#### PROBLEM DESCRIPTION:
Return the listing below verbatim. Pictures do not belong in the copy.

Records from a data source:

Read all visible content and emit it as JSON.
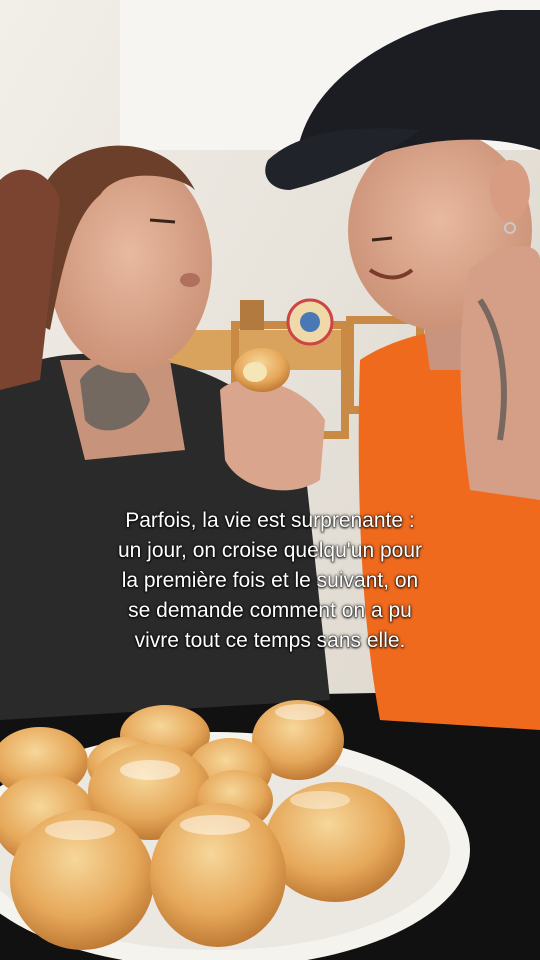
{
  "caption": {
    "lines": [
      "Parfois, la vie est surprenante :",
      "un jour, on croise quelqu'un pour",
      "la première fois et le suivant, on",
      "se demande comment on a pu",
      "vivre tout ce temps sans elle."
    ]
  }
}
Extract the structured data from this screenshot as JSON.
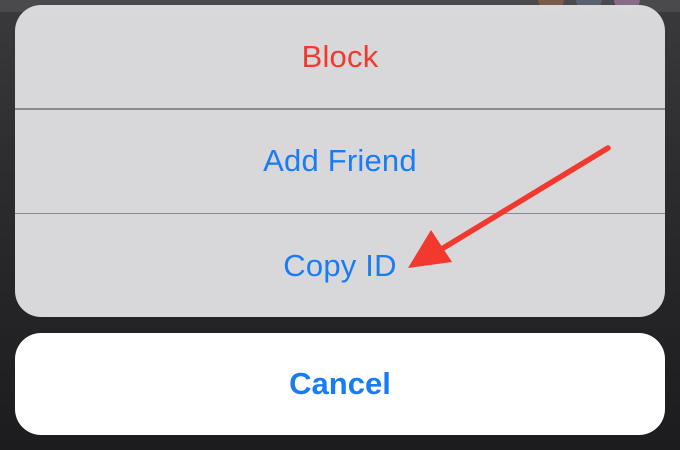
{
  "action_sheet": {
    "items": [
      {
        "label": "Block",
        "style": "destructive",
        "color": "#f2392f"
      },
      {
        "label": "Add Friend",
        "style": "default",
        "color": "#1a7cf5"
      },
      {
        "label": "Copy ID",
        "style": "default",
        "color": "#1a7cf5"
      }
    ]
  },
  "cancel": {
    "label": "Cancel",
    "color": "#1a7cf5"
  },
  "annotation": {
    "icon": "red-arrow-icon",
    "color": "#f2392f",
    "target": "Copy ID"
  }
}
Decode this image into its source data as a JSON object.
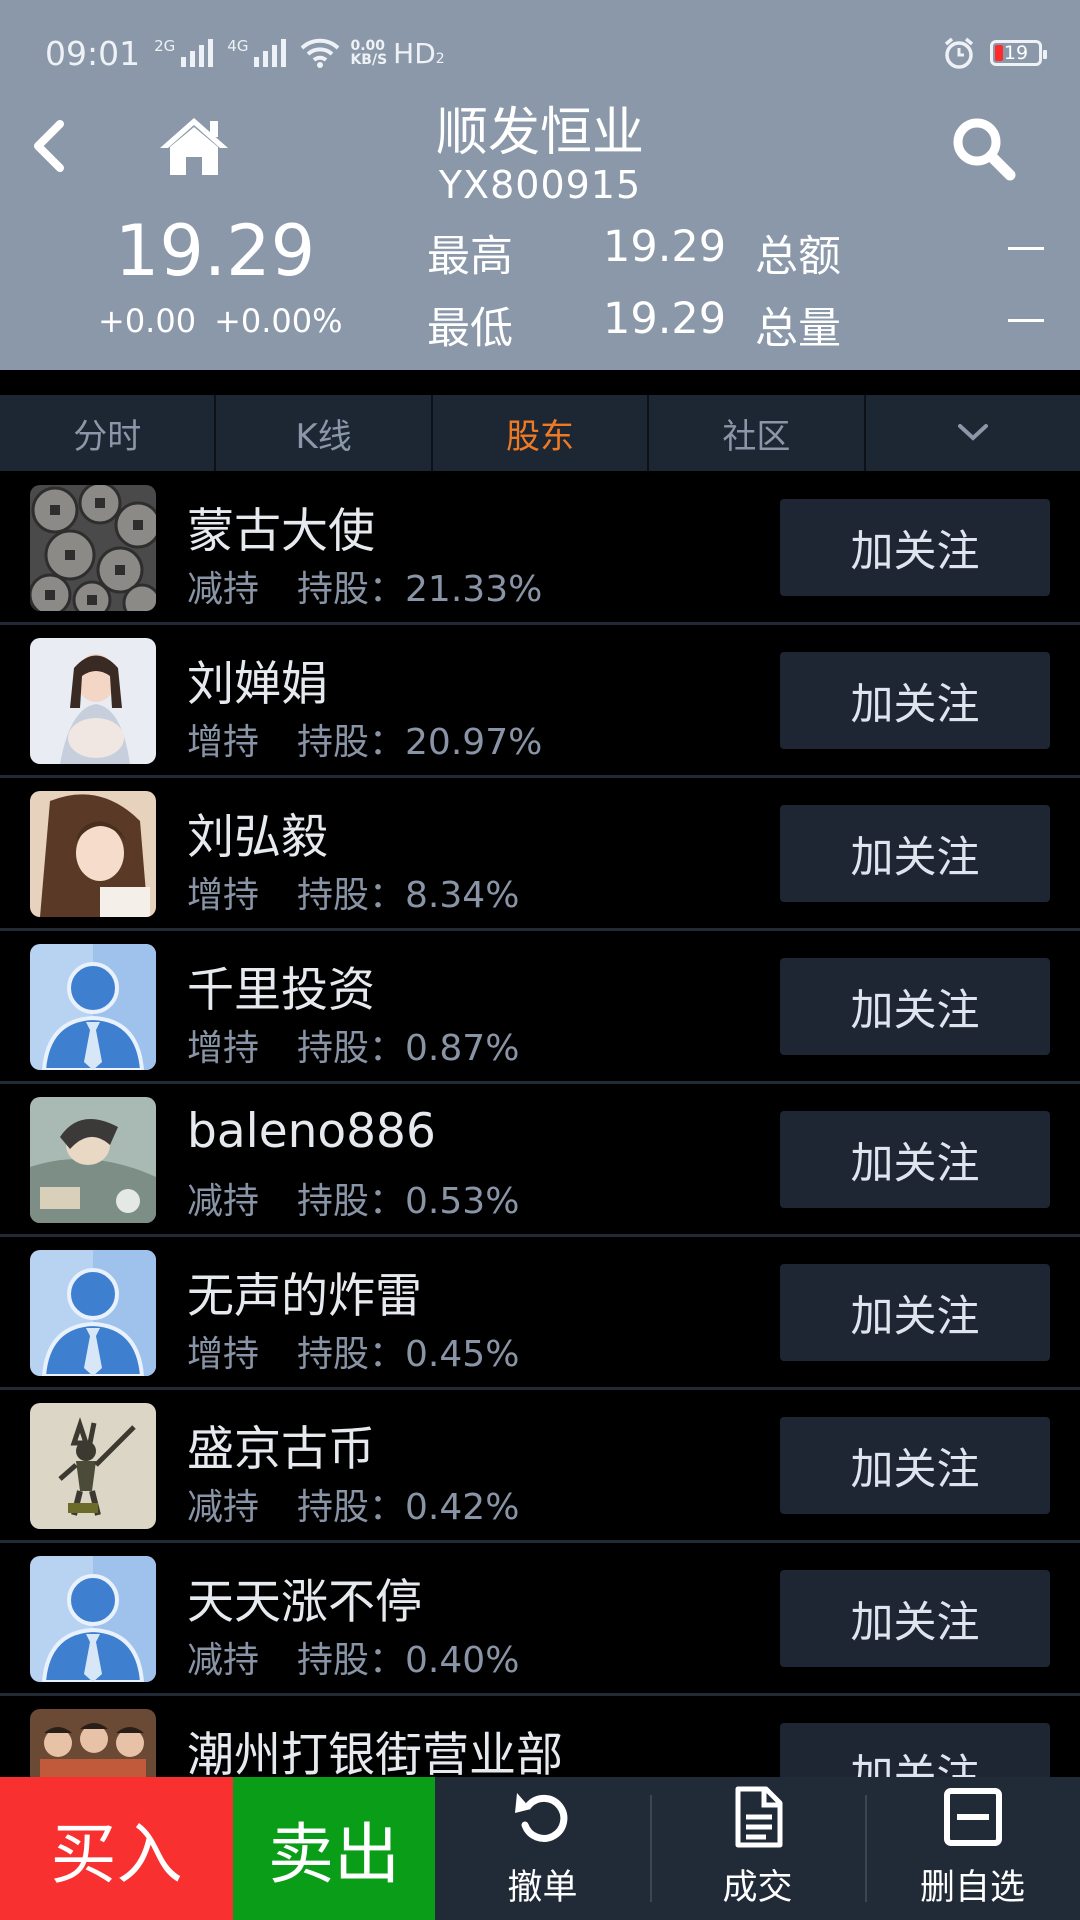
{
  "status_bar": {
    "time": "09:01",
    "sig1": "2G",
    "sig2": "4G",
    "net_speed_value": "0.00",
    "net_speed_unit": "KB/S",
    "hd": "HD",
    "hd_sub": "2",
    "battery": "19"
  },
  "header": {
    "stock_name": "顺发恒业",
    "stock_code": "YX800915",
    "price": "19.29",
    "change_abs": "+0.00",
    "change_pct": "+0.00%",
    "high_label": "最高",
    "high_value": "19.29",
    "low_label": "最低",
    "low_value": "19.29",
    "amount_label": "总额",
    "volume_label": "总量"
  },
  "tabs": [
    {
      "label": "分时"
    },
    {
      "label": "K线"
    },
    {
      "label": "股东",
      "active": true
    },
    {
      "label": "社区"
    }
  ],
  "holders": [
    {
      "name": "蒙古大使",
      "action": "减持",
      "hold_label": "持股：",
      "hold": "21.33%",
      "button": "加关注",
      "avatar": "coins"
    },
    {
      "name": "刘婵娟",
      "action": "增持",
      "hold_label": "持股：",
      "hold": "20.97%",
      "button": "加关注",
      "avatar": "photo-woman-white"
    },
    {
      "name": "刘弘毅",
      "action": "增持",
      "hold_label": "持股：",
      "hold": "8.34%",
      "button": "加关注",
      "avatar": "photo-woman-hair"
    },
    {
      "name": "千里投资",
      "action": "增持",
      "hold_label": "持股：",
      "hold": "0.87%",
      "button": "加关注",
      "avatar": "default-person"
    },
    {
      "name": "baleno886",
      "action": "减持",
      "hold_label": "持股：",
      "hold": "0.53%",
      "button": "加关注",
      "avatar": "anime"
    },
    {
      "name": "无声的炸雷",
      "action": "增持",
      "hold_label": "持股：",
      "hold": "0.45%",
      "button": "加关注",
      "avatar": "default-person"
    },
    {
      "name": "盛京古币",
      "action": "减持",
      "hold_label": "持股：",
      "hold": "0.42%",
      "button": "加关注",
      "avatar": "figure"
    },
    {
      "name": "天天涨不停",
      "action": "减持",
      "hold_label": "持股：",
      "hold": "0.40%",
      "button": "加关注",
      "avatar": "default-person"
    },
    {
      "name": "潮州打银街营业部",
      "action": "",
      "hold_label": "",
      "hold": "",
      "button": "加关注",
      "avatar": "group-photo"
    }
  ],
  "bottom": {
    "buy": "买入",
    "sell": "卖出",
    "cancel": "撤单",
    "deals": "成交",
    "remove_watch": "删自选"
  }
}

#### EXERCISE RESPONSE:
Read all visible content and emit it as JSON.
{
  "caption": {
    "lines": [
      "Parfois, la vie est surprenante :",
      "un jour, on croise quelqu'un pour",
      "la première fois et le suivant, on",
      "se demande comment on a pu",
      "vivre tout ce temps sans elle."
    ]
  }
}
Extract the structured data from this screenshot as JSON.
{
  "action_sheet": {
    "items": [
      {
        "label": "Block",
        "style": "destructive",
        "color": "#f2392f"
      },
      {
        "label": "Add Friend",
        "style": "default",
        "color": "#1a7cf5"
      },
      {
        "label": "Copy ID",
        "style": "default",
        "color": "#1a7cf5"
      }
    ]
  },
  "cancel": {
    "label": "Cancel",
    "color": "#1a7cf5"
  },
  "annotation": {
    "icon": "red-arrow-icon",
    "color": "#f2392f",
    "target": "Copy ID"
  }
}
Decode this image into its source data as a JSON object.
{
  "status_bar": {
    "time": "09:01",
    "sig1": "2G",
    "sig2": "4G",
    "net_speed_value": "0.00",
    "net_speed_unit": "KB/S",
    "hd": "HD",
    "hd_sub": "2",
    "battery": "19"
  },
  "header": {
    "stock_name": "顺发恒业",
    "stock_code": "YX800915",
    "price": "19.29",
    "change_abs": "+0.00",
    "change_pct": "+0.00%",
    "high_label": "最高",
    "high_value": "19.29",
    "low_label": "最低",
    "low_value": "19.29",
    "amount_label": "总额",
    "volume_label": "总量"
  },
  "tabs": [
    {
      "label": "分时"
    },
    {
      "label": "K线"
    },
    {
      "label": "股东",
      "active": true
    },
    {
      "label": "社区"
    }
  ],
  "holders": [
    {
      "name": "蒙古大使",
      "action": "减持",
      "hold_label": "持股：",
      "hold": "21.33%",
      "button": "加关注",
      "avatar": "coins"
    },
    {
      "name": "刘婵娟",
      "action": "增持",
      "hold_label": "持股：",
      "hold": "20.97%",
      "button": "加关注",
      "avatar": "photo-woman-white"
    },
    {
      "name": "刘弘毅",
      "action": "增持",
      "hold_label": "持股：",
      "hold": "8.34%",
      "button": "加关注",
      "avatar": "photo-woman-hair"
    },
    {
      "name": "千里投资",
      "action": "增持",
      "hold_label": "持股：",
      "hold": "0.87%",
      "button": "加关注",
      "avatar": "default-person"
    },
    {
      "name": "baleno886",
      "action": "减持",
      "hold_label": "持股：",
      "hold": "0.53%",
      "button": "加关注",
      "avatar": "anime"
    },
    {
      "name": "无声的炸雷",
      "action": "增持",
      "hold_label": "持股：",
      "hold": "0.45%",
      "button": "加关注",
      "avatar": "default-person"
    },
    {
      "name": "盛京古币",
      "action": "减持",
      "hold_label": "持股：",
      "hold": "0.42%",
      "button": "加关注",
      "avatar": "figure"
    },
    {
      "name": "天天涨不停",
      "action": "减持",
      "hold_label": "持股：",
      "hold": "0.40%",
      "button": "加关注",
      "avatar": "default-person"
    },
    {
      "name": "潮州打银街营业部",
      "action": "",
      "hold_label": "",
      "hold": "",
      "button": "加关注",
      "avatar": "group-photo"
    }
  ],
  "bottom": {
    "buy": "买入",
    "sell": "卖出",
    "cancel": "撤单",
    "deals": "成交",
    "remove_watch": "删自选"
  }
}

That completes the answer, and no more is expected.